__EXERCISE DIRECTIONS__: Say how many lines in the entries hold the string "ESTADO", giving the number by itself.

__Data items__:
--- START ---

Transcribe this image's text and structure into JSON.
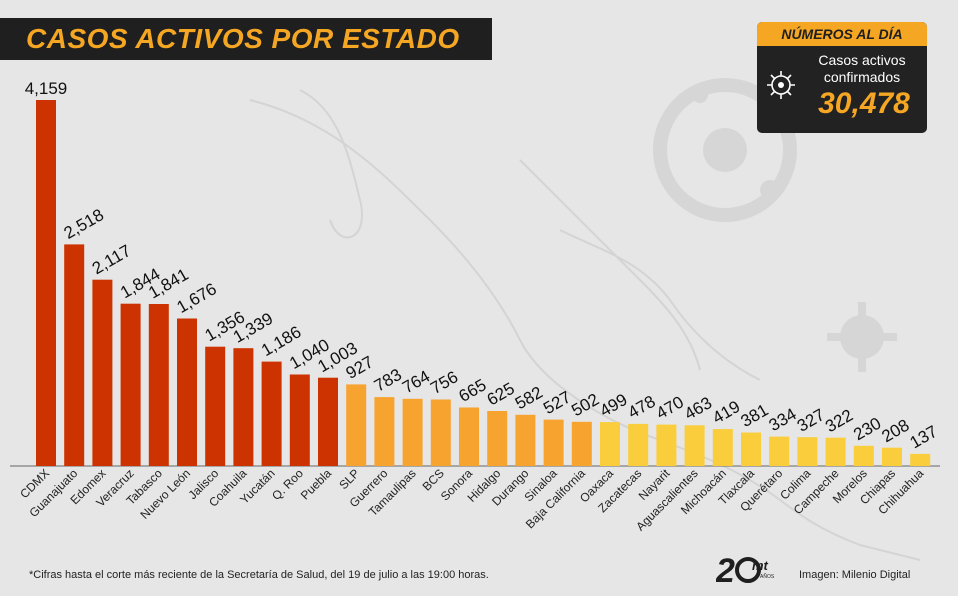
{
  "header": {
    "title": "CASOS ACTIVOS POR ESTADO"
  },
  "stats": {
    "header": "NÚMEROS AL DÍA",
    "label": "Casos activos confirmados",
    "value": "30,478",
    "icon": "virus-icon"
  },
  "footer": {
    "note": "*Cifras hasta el corte más reciente de la Secretaría de Salud, del 19 de julio a las 19:00 horas.",
    "credit": "Imagen: Milenio Digital",
    "logo_text": "20 mt AÑOS"
  },
  "colors": {
    "dark": "#1f1f1f",
    "accent": "#f5a623",
    "red": "#cc3300",
    "orange": "#f7a330",
    "yellow": "#f9cd3b"
  },
  "chart_data": {
    "type": "bar",
    "title": "CASOS ACTIVOS POR ESTADO",
    "xlabel": "",
    "ylabel": "",
    "ylim": [
      0,
      4159
    ],
    "grid": false,
    "categories": [
      "CDMX",
      "Guanajuato",
      "Edomex",
      "Veracruz",
      "Tabasco",
      "Nuevo León",
      "Jalisco",
      "Coahuila",
      "Yucatán",
      "Q. Roo",
      "Puebla",
      "SLP",
      "Guerrero",
      "Tamaulipas",
      "BCS",
      "Sonora",
      "Hidalgo",
      "Durango",
      "Sinaloa",
      "Baja California",
      "Oaxaca",
      "Zacatecas",
      "Nayarit",
      "Aguascalientes",
      "Michoacán",
      "Tlaxcala",
      "Querétaro",
      "Colima",
      "Campeche",
      "Morelos",
      "Chiapas",
      "Chihuahua"
    ],
    "values": [
      4159,
      2518,
      2117,
      1844,
      1841,
      1676,
      1356,
      1339,
      1186,
      1040,
      1003,
      927,
      783,
      764,
      756,
      665,
      625,
      582,
      527,
      502,
      499,
      478,
      470,
      463,
      419,
      381,
      334,
      327,
      322,
      230,
      208,
      137
    ],
    "value_labels": [
      "4,159",
      "2,518",
      "2,117",
      "1,844",
      "1,841",
      "1,676",
      "1,356",
      "1,339",
      "1,186",
      "1,040",
      "1,003",
      "927",
      "783",
      "764",
      "756",
      "665",
      "625",
      "582",
      "527",
      "502",
      "499",
      "478",
      "470",
      "463",
      "419",
      "381",
      "334",
      "327",
      "322",
      "230",
      "208",
      "137"
    ],
    "color_groups": [
      "red",
      "red",
      "red",
      "red",
      "red",
      "red",
      "red",
      "red",
      "red",
      "red",
      "red",
      "orange",
      "orange",
      "orange",
      "orange",
      "orange",
      "orange",
      "orange",
      "orange",
      "orange",
      "yellow",
      "yellow",
      "yellow",
      "yellow",
      "yellow",
      "yellow",
      "yellow",
      "yellow",
      "yellow",
      "yellow",
      "yellow",
      "yellow"
    ]
  }
}
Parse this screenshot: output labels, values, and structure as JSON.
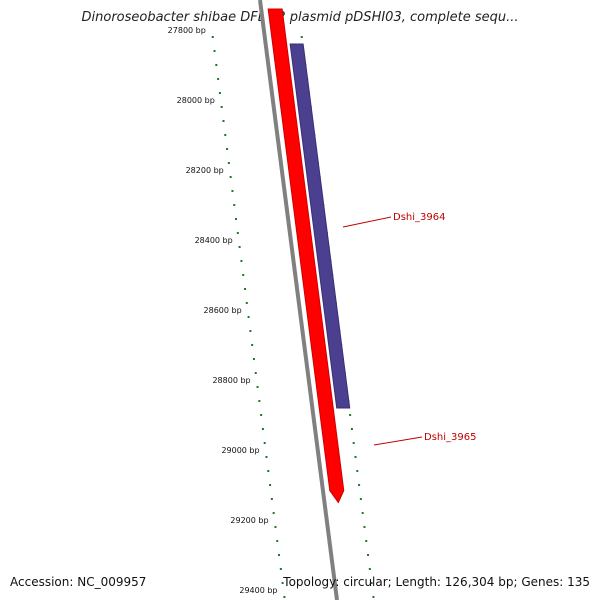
{
  "title": "Dinoroseobacter shibae DFL 12 plasmid pDSHI03, complete sequ...",
  "accession": "Accession: NC_009957",
  "summary": "Topology: circular; Length: 126,304 bp; Genes: 135",
  "colors": {
    "backbone": "#808080",
    "forward_gene": "#ff0000",
    "reverse_gene": "#4b3f8f",
    "tick": "#1e7a1e",
    "label": "#c00000"
  },
  "ticks": [
    {
      "bp": 27800,
      "label": "27800 bp"
    },
    {
      "bp": 28000,
      "label": "28000 bp"
    },
    {
      "bp": 28200,
      "label": "28200 bp"
    },
    {
      "bp": 28400,
      "label": "28400 bp"
    },
    {
      "bp": 28600,
      "label": "28600 bp"
    },
    {
      "bp": 28800,
      "label": "28800 bp"
    },
    {
      "bp": 29000,
      "label": "29000 bp"
    },
    {
      "bp": 29200,
      "label": "29200 bp"
    },
    {
      "bp": 29400,
      "label": "29400 bp"
    }
  ],
  "genes": [
    {
      "name": "Dshi_3964",
      "strand": "reverse",
      "start": 27840,
      "end": 28880
    },
    {
      "name": "Dshi_3965",
      "strand": "forward",
      "start": 27740,
      "end": 29150
    }
  ]
}
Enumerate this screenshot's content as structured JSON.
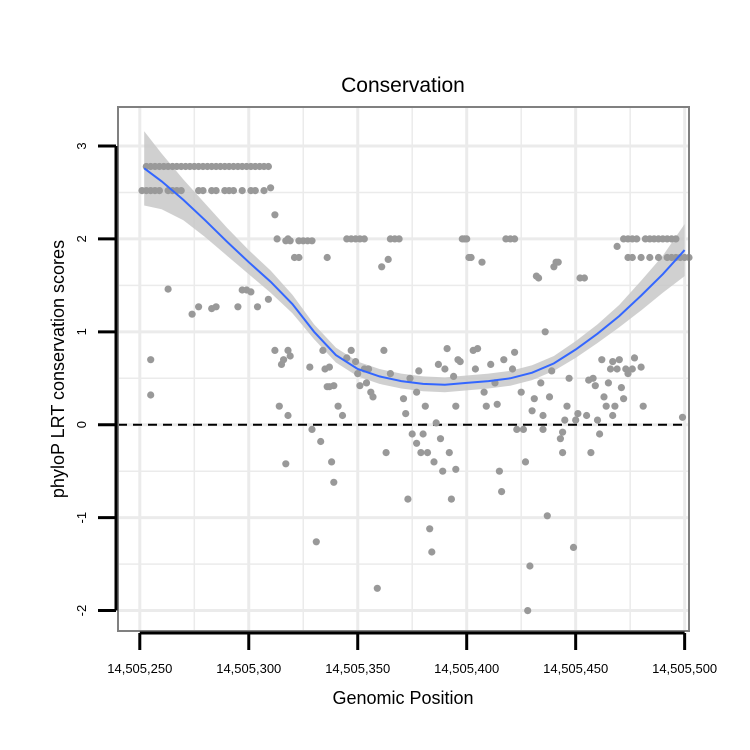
{
  "chart_data": {
    "type": "scatter",
    "title": "Conservation",
    "xlabel": "Genomic Position",
    "ylabel": "phyloP LRT conservation scores",
    "xlim": [
      14505240,
      14505502
    ],
    "ylim": [
      -2.22,
      3.42
    ],
    "x_ticks": [
      14505250,
      14505300,
      14505350,
      14505400,
      14505450,
      14505500
    ],
    "x_tick_labels": [
      "14,505,250",
      "14,505,300",
      "14,505,350",
      "14,505,400",
      "14,505,450",
      "14,505,500"
    ],
    "y_ticks": [
      -2,
      -1,
      0,
      1,
      2,
      3
    ],
    "y_tick_labels": [
      "-2",
      "-1",
      "0",
      "1",
      "2",
      "3"
    ],
    "reference_line": {
      "y": 0,
      "style": "dashed",
      "color": "#000000"
    },
    "colors": {
      "points": "#999999",
      "smooth_line": "#3366FF",
      "confidence_band": "#C8C8C8",
      "grid": "#EBEBEB",
      "panel_border": "#808080"
    },
    "points": [
      [
        14505251,
        2.52
      ],
      [
        14505253,
        2.52
      ],
      [
        14505255,
        2.52
      ],
      [
        14505257,
        2.52
      ],
      [
        14505259,
        2.52
      ],
      [
        14505263,
        2.52
      ],
      [
        14505265,
        2.52
      ],
      [
        14505267,
        2.52
      ],
      [
        14505269,
        2.52
      ],
      [
        14505253,
        2.78
      ],
      [
        14505255,
        2.78
      ],
      [
        14505257,
        2.78
      ],
      [
        14505259,
        2.78
      ],
      [
        14505261,
        2.78
      ],
      [
        14505263,
        2.78
      ],
      [
        14505265,
        2.78
      ],
      [
        14505267,
        2.78
      ],
      [
        14505269,
        2.78
      ],
      [
        14505271,
        2.78
      ],
      [
        14505273,
        2.78
      ],
      [
        14505275,
        2.78
      ],
      [
        14505277,
        2.78
      ],
      [
        14505279,
        2.78
      ],
      [
        14505281,
        2.78
      ],
      [
        14505283,
        2.78
      ],
      [
        14505285,
        2.78
      ],
      [
        14505287,
        2.78
      ],
      [
        14505289,
        2.78
      ],
      [
        14505291,
        2.78
      ],
      [
        14505293,
        2.78
      ],
      [
        14505295,
        2.78
      ],
      [
        14505297,
        2.78
      ],
      [
        14505299,
        2.78
      ],
      [
        14505301,
        2.78
      ],
      [
        14505303,
        2.78
      ],
      [
        14505305,
        2.78
      ],
      [
        14505307,
        2.78
      ],
      [
        14505309,
        2.78
      ],
      [
        14505277,
        2.52
      ],
      [
        14505279,
        2.52
      ],
      [
        14505283,
        2.52
      ],
      [
        14505285,
        2.52
      ],
      [
        14505289,
        2.52
      ],
      [
        14505291,
        2.52
      ],
      [
        14505293,
        2.52
      ],
      [
        14505297,
        2.52
      ],
      [
        14505301,
        2.52
      ],
      [
        14505303,
        2.52
      ],
      [
        14505307,
        2.52
      ],
      [
        14505310,
        2.55
      ],
      [
        14505255,
        0.7
      ],
      [
        14505255,
        0.32
      ],
      [
        14505263,
        1.46
      ],
      [
        14505274,
        1.19
      ],
      [
        14505277,
        1.27
      ],
      [
        14505283,
        1.25
      ],
      [
        14505285,
        1.27
      ],
      [
        14505295,
        1.27
      ],
      [
        14505297,
        1.45
      ],
      [
        14505299,
        1.45
      ],
      [
        14505301,
        1.43
      ],
      [
        14505304,
        1.27
      ],
      [
        14505309,
        1.35
      ],
      [
        14505312,
        2.26
      ],
      [
        14505313,
        2.0
      ],
      [
        14505317,
        1.98
      ],
      [
        14505318,
        2.0
      ],
      [
        14505319,
        1.98
      ],
      [
        14505321,
        1.8
      ],
      [
        14505323,
        1.8
      ],
      [
        14505323,
        1.98
      ],
      [
        14505325,
        1.98
      ],
      [
        14505327,
        1.98
      ],
      [
        14505329,
        1.98
      ],
      [
        14505336,
        1.8
      ],
      [
        14505312,
        0.8
      ],
      [
        14505315,
        0.65
      ],
      [
        14505316,
        0.7
      ],
      [
        14505318,
        0.8
      ],
      [
        14505319,
        0.74
      ],
      [
        14505314,
        0.2
      ],
      [
        14505318,
        0.1
      ],
      [
        14505317,
        -0.42
      ],
      [
        14505328,
        0.62
      ],
      [
        14505329,
        -0.05
      ],
      [
        14505331,
        -1.26
      ],
      [
        14505333,
        -0.18
      ],
      [
        14505334,
        0.8
      ],
      [
        14505335,
        0.6
      ],
      [
        14505336,
        0.41
      ],
      [
        14505337,
        0.62
      ],
      [
        14505337,
        0.41
      ],
      [
        14505339,
        0.42
      ],
      [
        14505338,
        -0.4
      ],
      [
        14505339,
        -0.62
      ],
      [
        14505341,
        0.2
      ],
      [
        14505343,
        0.1
      ],
      [
        14505345,
        0.72
      ],
      [
        14505347,
        0.8
      ],
      [
        14505349,
        0.68
      ],
      [
        14505345,
        2.0
      ],
      [
        14505347,
        2.0
      ],
      [
        14505349,
        2.0
      ],
      [
        14505351,
        2.0
      ],
      [
        14505353,
        2.0
      ],
      [
        14505350,
        0.55
      ],
      [
        14505351,
        0.42
      ],
      [
        14505353,
        0.6
      ],
      [
        14505354,
        0.45
      ],
      [
        14505355,
        0.6
      ],
      [
        14505356,
        0.35
      ],
      [
        14505357,
        0.3
      ],
      [
        14505359,
        -1.76
      ],
      [
        14505361,
        1.7
      ],
      [
        14505362,
        0.8
      ],
      [
        14505363,
        -0.3
      ],
      [
        14505364,
        1.78
      ],
      [
        14505365,
        0.55
      ],
      [
        14505365,
        2.0
      ],
      [
        14505367,
        2.0
      ],
      [
        14505369,
        2.0
      ],
      [
        14505371,
        0.28
      ],
      [
        14505372,
        0.12
      ],
      [
        14505373,
        -0.8
      ],
      [
        14505374,
        0.5
      ],
      [
        14505375,
        -0.1
      ],
      [
        14505377,
        0.35
      ],
      [
        14505377,
        -0.2
      ],
      [
        14505378,
        0.58
      ],
      [
        14505379,
        -0.3
      ],
      [
        14505380,
        -0.1
      ],
      [
        14505381,
        0.2
      ],
      [
        14505382,
        -0.3
      ],
      [
        14505383,
        -1.12
      ],
      [
        14505384,
        -1.37
      ],
      [
        14505385,
        -0.4
      ],
      [
        14505386,
        0.02
      ],
      [
        14505387,
        0.65
      ],
      [
        14505388,
        -0.15
      ],
      [
        14505389,
        -0.5
      ],
      [
        14505390,
        0.6
      ],
      [
        14505391,
        0.82
      ],
      [
        14505392,
        -0.3
      ],
      [
        14505393,
        -0.8
      ],
      [
        14505394,
        0.52
      ],
      [
        14505395,
        0.2
      ],
      [
        14505395,
        -0.48
      ],
      [
        14505396,
        0.7
      ],
      [
        14505397,
        0.68
      ],
      [
        14505398,
        2.0
      ],
      [
        14505399,
        2.0
      ],
      [
        14505400,
        2.0
      ],
      [
        14505401,
        1.8
      ],
      [
        14505402,
        1.8
      ],
      [
        14505403,
        0.8
      ],
      [
        14505404,
        0.6
      ],
      [
        14505405,
        0.82
      ],
      [
        14505407,
        1.75
      ],
      [
        14505408,
        0.35
      ],
      [
        14505409,
        0.2
      ],
      [
        14505411,
        0.65
      ],
      [
        14505413,
        0.45
      ],
      [
        14505414,
        0.22
      ],
      [
        14505415,
        -0.5
      ],
      [
        14505416,
        -0.72
      ],
      [
        14505417,
        0.7
      ],
      [
        14505418,
        2.0
      ],
      [
        14505420,
        2.0
      ],
      [
        14505422,
        2.0
      ],
      [
        14505421,
        0.6
      ],
      [
        14505422,
        0.78
      ],
      [
        14505423,
        -0.05
      ],
      [
        14505425,
        0.35
      ],
      [
        14505426,
        -0.05
      ],
      [
        14505427,
        -0.4
      ],
      [
        14505428,
        -2.0
      ],
      [
        14505429,
        -1.52
      ],
      [
        14505430,
        0.15
      ],
      [
        14505431,
        0.28
      ],
      [
        14505432,
        1.6
      ],
      [
        14505433,
        1.58
      ],
      [
        14505434,
        0.45
      ],
      [
        14505435,
        0.1
      ],
      [
        14505435,
        -0.05
      ],
      [
        14505436,
        1.0
      ],
      [
        14505437,
        -0.98
      ],
      [
        14505438,
        0.3
      ],
      [
        14505439,
        0.58
      ],
      [
        14505440,
        1.7
      ],
      [
        14505441,
        1.75
      ],
      [
        14505442,
        1.75
      ],
      [
        14505443,
        -0.15
      ],
      [
        14505444,
        -0.3
      ],
      [
        14505444,
        -0.08
      ],
      [
        14505445,
        0.05
      ],
      [
        14505446,
        0.2
      ],
      [
        14505447,
        0.5
      ],
      [
        14505449,
        -1.32
      ],
      [
        14505450,
        0.05
      ],
      [
        14505451,
        0.12
      ],
      [
        14505452,
        1.58
      ],
      [
        14505454,
        1.58
      ],
      [
        14505455,
        0.1
      ],
      [
        14505456,
        0.48
      ],
      [
        14505457,
        -0.3
      ],
      [
        14505458,
        0.5
      ],
      [
        14505459,
        0.42
      ],
      [
        14505460,
        0.05
      ],
      [
        14505461,
        -0.1
      ],
      [
        14505462,
        0.7
      ],
      [
        14505463,
        0.3
      ],
      [
        14505464,
        0.2
      ],
      [
        14505465,
        0.45
      ],
      [
        14505466,
        0.6
      ],
      [
        14505467,
        0.68
      ],
      [
        14505467,
        0.1
      ],
      [
        14505468,
        0.2
      ],
      [
        14505469,
        0.6
      ],
      [
        14505469,
        1.92
      ],
      [
        14505470,
        0.7
      ],
      [
        14505471,
        0.4
      ],
      [
        14505472,
        0.28
      ],
      [
        14505473,
        0.6
      ],
      [
        14505474,
        0.55
      ],
      [
        14505476,
        0.6
      ],
      [
        14505477,
        0.72
      ],
      [
        14505472,
        2.0
      ],
      [
        14505474,
        2.0
      ],
      [
        14505476,
        2.0
      ],
      [
        14505478,
        2.0
      ],
      [
        14505482,
        2.0
      ],
      [
        14505484,
        2.0
      ],
      [
        14505486,
        2.0
      ],
      [
        14505488,
        2.0
      ],
      [
        14505490,
        2.0
      ],
      [
        14505492,
        2.0
      ],
      [
        14505494,
        2.0
      ],
      [
        14505496,
        2.0
      ],
      [
        14505474,
        1.8
      ],
      [
        14505476,
        1.8
      ],
      [
        14505480,
        1.8
      ],
      [
        14505484,
        1.8
      ],
      [
        14505488,
        1.8
      ],
      [
        14505492,
        1.8
      ],
      [
        14505494,
        1.8
      ],
      [
        14505496,
        1.8
      ],
      [
        14505498,
        1.8
      ],
      [
        14505500,
        1.8
      ],
      [
        14505502,
        1.8
      ],
      [
        14505480,
        0.62
      ],
      [
        14505481,
        0.2
      ],
      [
        14505499,
        0.08
      ]
    ],
    "smooth": {
      "x": [
        14505252,
        14505260,
        14505270,
        14505280,
        14505290,
        14505300,
        14505310,
        14505320,
        14505330,
        14505340,
        14505350,
        14505360,
        14505370,
        14505380,
        14505390,
        14505400,
        14505410,
        14505420,
        14505430,
        14505440,
        14505450,
        14505460,
        14505470,
        14505480,
        14505490,
        14505500
      ],
      "y": [
        2.76,
        2.62,
        2.42,
        2.2,
        1.97,
        1.75,
        1.54,
        1.3,
        1.0,
        0.75,
        0.6,
        0.52,
        0.47,
        0.44,
        0.43,
        0.45,
        0.47,
        0.5,
        0.56,
        0.66,
        0.81,
        0.98,
        1.17,
        1.39,
        1.62,
        1.88
      ],
      "lower": [
        2.36,
        2.32,
        2.2,
        2.02,
        1.82,
        1.62,
        1.42,
        1.2,
        0.92,
        0.67,
        0.52,
        0.44,
        0.39,
        0.36,
        0.35,
        0.37,
        0.39,
        0.42,
        0.48,
        0.58,
        0.72,
        0.88,
        1.05,
        1.23,
        1.42,
        1.6
      ],
      "upper": [
        3.16,
        2.92,
        2.64,
        2.38,
        2.12,
        1.88,
        1.66,
        1.4,
        1.08,
        0.83,
        0.68,
        0.6,
        0.55,
        0.52,
        0.51,
        0.53,
        0.55,
        0.58,
        0.64,
        0.74,
        0.9,
        1.08,
        1.29,
        1.55,
        1.82,
        2.16
      ]
    }
  }
}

--- END ---

__SOLVED EXERCISE__: 2